▶ [Aim] Drop the pictures from the entries below, then reproduce the rest exactly.

-- begin --

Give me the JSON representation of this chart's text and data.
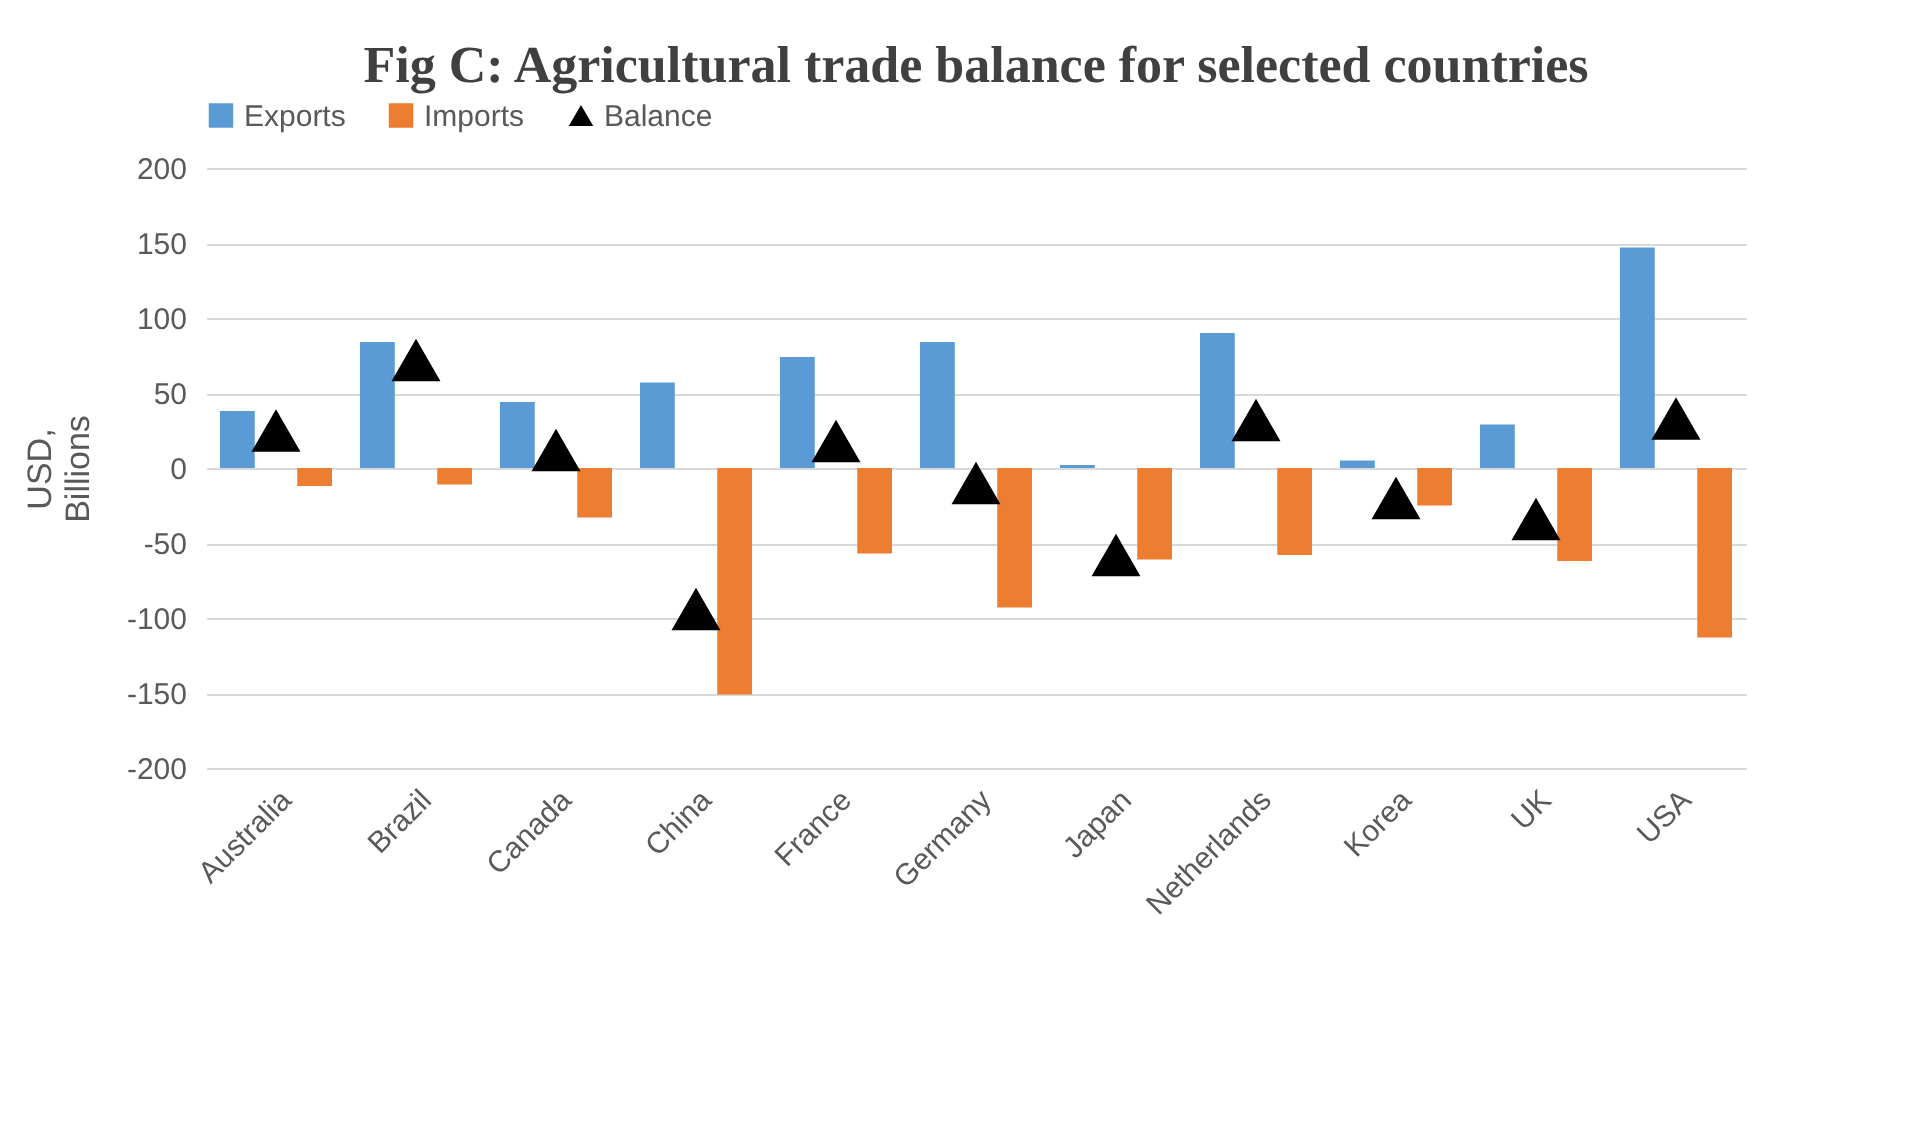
{
  "chart_data": {
    "type": "bar",
    "title": "Fig C: Agricultural trade balance for selected countries",
    "ylabel": "USD, Billions",
    "categories": [
      "Australia",
      "Brazil",
      "Canada",
      "China",
      "France",
      "Germany",
      "Japan",
      "Netherlands",
      "Korea",
      "UK",
      "USA"
    ],
    "series": [
      {
        "name": "Exports",
        "color": "#5b9bd5",
        "values": [
          38,
          84,
          44,
          57,
          74,
          84,
          2,
          90,
          5,
          29,
          147
        ]
      },
      {
        "name": "Imports",
        "color": "#ed7d31",
        "values": [
          -12,
          -11,
          -33,
          -151,
          -57,
          -93,
          -61,
          -58,
          -25,
          -62,
          -113
        ]
      },
      {
        "name": "Balance",
        "type": "scatter",
        "marker": "triangle",
        "color": "#000000",
        "values": [
          25,
          72,
          12,
          -94,
          18,
          -10,
          -58,
          32,
          -20,
          -34,
          33
        ]
      }
    ],
    "ylim": [
      -200,
      200
    ],
    "yticks": [
      -200,
      -150,
      -100,
      -50,
      0,
      50,
      100,
      150,
      200
    ],
    "grid": "y",
    "legend": "top"
  }
}
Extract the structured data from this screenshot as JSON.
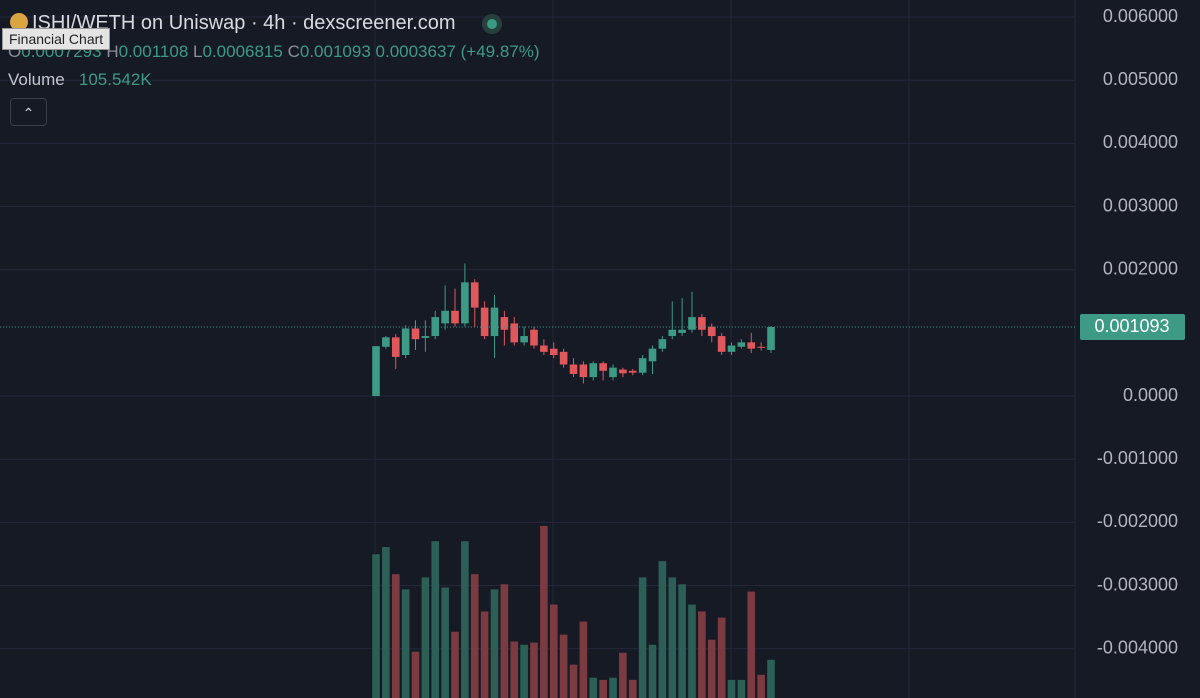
{
  "chart_data": {
    "type": "candlestick",
    "title": "ISHI/WETH on Uniswap · 4h · dexscreener.com",
    "tooltip": "Financial Chart",
    "legend_keys": [
      "O",
      "H",
      "L",
      "C"
    ],
    "change": 0.0003637,
    "change_percent": {
      "value": 49.87,
      "label": "(+49.87%)"
    },
    "open": [
      0,
      0.00078,
      0.00093,
      0.00065,
      0.00107,
      0.00092,
      0.00095,
      0.00115,
      0.00135,
      0.00115,
      0.0018,
      0.0014,
      0.00095,
      0.00125,
      0.00115,
      0.00085,
      0.00105,
      0.0008,
      0.00075,
      0.0007,
      0.0005,
      0.0005,
      0.0003,
      0.00052,
      0.0003,
      0.00042,
      0.0004,
      0.00037,
      0.00055,
      0.00075,
      0.00095,
      0.001,
      0.00105,
      0.00125,
      0.0011,
      0.00095,
      0.0007,
      0.00078,
      0.00085,
      0.00078,
      0.0007293
    ],
    "high": [
      0.00079,
      0.00095,
      0.00098,
      0.00112,
      0.0012,
      0.0012,
      0.00135,
      0.00175,
      0.0017,
      0.0021,
      0.00185,
      0.0015,
      0.0016,
      0.00135,
      0.00125,
      0.0011,
      0.0011,
      0.0009,
      0.00085,
      0.00075,
      0.0006,
      0.00055,
      0.00055,
      0.00055,
      0.0005,
      0.00045,
      0.00043,
      0.00065,
      0.0008,
      0.00095,
      0.0015,
      0.00155,
      0.00165,
      0.0013,
      0.00115,
      0.001,
      0.00085,
      0.0009,
      0.001,
      0.00085,
      0.001108
    ],
    "low": [
      0,
      0.00075,
      0.00043,
      0.0006,
      0.00073,
      0.0007,
      0.0009,
      0.00105,
      0.0011,
      0.0011,
      0.0011,
      0.0009,
      0.0006,
      0.0008,
      0.0008,
      0.0008,
      0.00075,
      0.00065,
      0.0006,
      0.00045,
      0.0003,
      0.0002,
      0.00025,
      0.00025,
      0.00025,
      0.0003,
      0.00033,
      0.00033,
      0.00035,
      0.0007,
      0.0009,
      0.00095,
      0.001,
      0.00095,
      0.00085,
      0.00065,
      0.00065,
      0.00075,
      0.00068,
      0.00072,
      0.0006815
    ],
    "close": [
      0.00079,
      0.00093,
      0.00062,
      0.00107,
      0.0009,
      0.00095,
      0.00125,
      0.00135,
      0.00115,
      0.0018,
      0.0014,
      0.00095,
      0.0014,
      0.00105,
      0.00085,
      0.00095,
      0.0008,
      0.0007,
      0.00065,
      0.0005,
      0.00035,
      0.0003,
      0.00052,
      0.0004,
      0.00045,
      0.00036,
      0.00037,
      0.0006,
      0.00075,
      0.0009,
      0.00105,
      0.00105,
      0.00125,
      0.00105,
      0.00095,
      0.0007,
      0.0008,
      0.00085,
      0.00075,
      0.00077,
      0.001093
    ],
    "volume": {
      "name": "Volume",
      "values": [
        397000,
        417000,
        342000,
        300000,
        128000,
        333000,
        433000,
        305000,
        183000,
        433000,
        342000,
        239000,
        300000,
        314000,
        156000,
        147000,
        153000,
        475000,
        258000,
        175000,
        92000,
        211000,
        56000,
        50000,
        56000,
        125000,
        50000,
        333000,
        147000,
        378000,
        333000,
        314000,
        258000,
        239000,
        161000,
        222000,
        50000,
        50000,
        294000,
        64000,
        105542
      ],
      "value_labels": [
        null,
        null,
        null,
        null,
        null,
        null,
        null,
        null,
        null,
        null,
        null,
        null,
        null,
        null,
        null,
        null,
        null,
        null,
        null,
        null,
        null,
        null,
        null,
        null,
        null,
        null,
        null,
        null,
        null,
        null,
        null,
        null,
        null,
        null,
        null,
        null,
        null,
        null,
        null,
        null,
        "105.542K"
      ]
    },
    "up_color": "#3d9b85",
    "down_color": "#e0575c",
    "volume_up_color": "#2c5f56",
    "volume_down_color": "#7c3b41",
    "ylim": [
      -0.00478,
      0.00627
    ],
    "yticks": [
      {
        "value": 0.006,
        "label": "0.006000"
      },
      {
        "value": 0.005,
        "label": "0.005000"
      },
      {
        "value": 0.004,
        "label": "0.004000"
      },
      {
        "value": 0.003,
        "label": "0.003000"
      },
      {
        "value": 0.002,
        "label": "0.002000"
      },
      {
        "value": 0,
        "label": "0.0000"
      },
      {
        "value": -0.001,
        "label": "-0.001000"
      },
      {
        "value": -0.002,
        "label": "-0.002000"
      },
      {
        "value": -0.003,
        "label": "-0.003000"
      },
      {
        "value": -0.004,
        "label": "-0.004000"
      }
    ],
    "grid": true
  }
}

-- end --

▶ [Solved exercise]
Give me the JSON representation of this chart's text and data.
{
  "chart_data": {
    "type": "bar",
    "title": "Fig C: Agricultural trade balance for selected countries",
    "ylabel": "USD, Billions",
    "categories": [
      "Australia",
      "Brazil",
      "Canada",
      "China",
      "France",
      "Germany",
      "Japan",
      "Netherlands",
      "Korea",
      "UK",
      "USA"
    ],
    "series": [
      {
        "name": "Exports",
        "color": "#5b9bd5",
        "values": [
          38,
          84,
          44,
          57,
          74,
          84,
          2,
          90,
          5,
          29,
          147
        ]
      },
      {
        "name": "Imports",
        "color": "#ed7d31",
        "values": [
          -12,
          -11,
          -33,
          -151,
          -57,
          -93,
          -61,
          -58,
          -25,
          -62,
          -113
        ]
      },
      {
        "name": "Balance",
        "type": "scatter",
        "marker": "triangle",
        "color": "#000000",
        "values": [
          25,
          72,
          12,
          -94,
          18,
          -10,
          -58,
          32,
          -20,
          -34,
          33
        ]
      }
    ],
    "ylim": [
      -200,
      200
    ],
    "yticks": [
      -200,
      -150,
      -100,
      -50,
      0,
      50,
      100,
      150,
      200
    ],
    "grid": "y",
    "legend": "top"
  }
}
Extract the structured data from this screenshot as JSON.
{
  "chart_data": {
    "type": "candlestick",
    "title": "ISHI/WETH on Uniswap · 4h · dexscreener.com",
    "tooltip": "Financial Chart",
    "legend_keys": [
      "O",
      "H",
      "L",
      "C"
    ],
    "change": 0.0003637,
    "change_percent": {
      "value": 49.87,
      "label": "(+49.87%)"
    },
    "open": [
      0,
      0.00078,
      0.00093,
      0.00065,
      0.00107,
      0.00092,
      0.00095,
      0.00115,
      0.00135,
      0.00115,
      0.0018,
      0.0014,
      0.00095,
      0.00125,
      0.00115,
      0.00085,
      0.00105,
      0.0008,
      0.00075,
      0.0007,
      0.0005,
      0.0005,
      0.0003,
      0.00052,
      0.0003,
      0.00042,
      0.0004,
      0.00037,
      0.00055,
      0.00075,
      0.00095,
      0.001,
      0.00105,
      0.00125,
      0.0011,
      0.00095,
      0.0007,
      0.00078,
      0.00085,
      0.00078,
      0.0007293
    ],
    "high": [
      0.00079,
      0.00095,
      0.00098,
      0.00112,
      0.0012,
      0.0012,
      0.00135,
      0.00175,
      0.0017,
      0.0021,
      0.00185,
      0.0015,
      0.0016,
      0.00135,
      0.00125,
      0.0011,
      0.0011,
      0.0009,
      0.00085,
      0.00075,
      0.0006,
      0.00055,
      0.00055,
      0.00055,
      0.0005,
      0.00045,
      0.00043,
      0.00065,
      0.0008,
      0.00095,
      0.0015,
      0.00155,
      0.00165,
      0.0013,
      0.00115,
      0.001,
      0.00085,
      0.0009,
      0.001,
      0.00085,
      0.001108
    ],
    "low": [
      0,
      0.00075,
      0.00043,
      0.0006,
      0.00073,
      0.0007,
      0.0009,
      0.00105,
      0.0011,
      0.0011,
      0.0011,
      0.0009,
      0.0006,
      0.0008,
      0.0008,
      0.0008,
      0.00075,
      0.00065,
      0.0006,
      0.00045,
      0.0003,
      0.0002,
      0.00025,
      0.00025,
      0.00025,
      0.0003,
      0.00033,
      0.00033,
      0.00035,
      0.0007,
      0.0009,
      0.00095,
      0.001,
      0.00095,
      0.00085,
      0.00065,
      0.00065,
      0.00075,
      0.00068,
      0.00072,
      0.0006815
    ],
    "close": [
      0.00079,
      0.00093,
      0.00062,
      0.00107,
      0.0009,
      0.00095,
      0.00125,
      0.00135,
      0.00115,
      0.0018,
      0.0014,
      0.00095,
      0.0014,
      0.00105,
      0.00085,
      0.00095,
      0.0008,
      0.0007,
      0.00065,
      0.0005,
      0.00035,
      0.0003,
      0.00052,
      0.0004,
      0.00045,
      0.00036,
      0.00037,
      0.0006,
      0.00075,
      0.0009,
      0.00105,
      0.00105,
      0.00125,
      0.00105,
      0.00095,
      0.0007,
      0.0008,
      0.00085,
      0.00075,
      0.00077,
      0.001093
    ],
    "volume": {
      "name": "Volume",
      "values": [
        397000,
        417000,
        342000,
        300000,
        128000,
        333000,
        433000,
        305000,
        183000,
        433000,
        342000,
        239000,
        300000,
        314000,
        156000,
        147000,
        153000,
        475000,
        258000,
        175000,
        92000,
        211000,
        56000,
        50000,
        56000,
        125000,
        50000,
        333000,
        147000,
        378000,
        333000,
        314000,
        258000,
        239000,
        161000,
        222000,
        50000,
        50000,
        294000,
        64000,
        105542
      ],
      "value_labels": [
        null,
        null,
        null,
        null,
        null,
        null,
        null,
        null,
        null,
        null,
        null,
        null,
        null,
        null,
        null,
        null,
        null,
        null,
        null,
        null,
        null,
        null,
        null,
        null,
        null,
        null,
        null,
        null,
        null,
        null,
        null,
        null,
        null,
        null,
        null,
        null,
        null,
        null,
        null,
        null,
        "105.542K"
      ]
    },
    "up_color": "#3d9b85",
    "down_color": "#e0575c",
    "volume_up_color": "#2c5f56",
    "volume_down_color": "#7c3b41",
    "ylim": [
      -0.00478,
      0.00627
    ],
    "yticks": [
      {
        "value": 0.006,
        "label": "0.006000"
      },
      {
        "value": 0.005,
        "label": "0.005000"
      },
      {
        "value": 0.004,
        "label": "0.004000"
      },
      {
        "value": 0.003,
        "label": "0.003000"
      },
      {
        "value": 0.002,
        "label": "0.002000"
      },
      {
        "value": 0,
        "label": "0.0000"
      },
      {
        "value": -0.001,
        "label": "-0.001000"
      },
      {
        "value": -0.002,
        "label": "-0.002000"
      },
      {
        "value": -0.003,
        "label": "-0.003000"
      },
      {
        "value": -0.004,
        "label": "-0.004000"
      }
    ],
    "grid": true
  }
}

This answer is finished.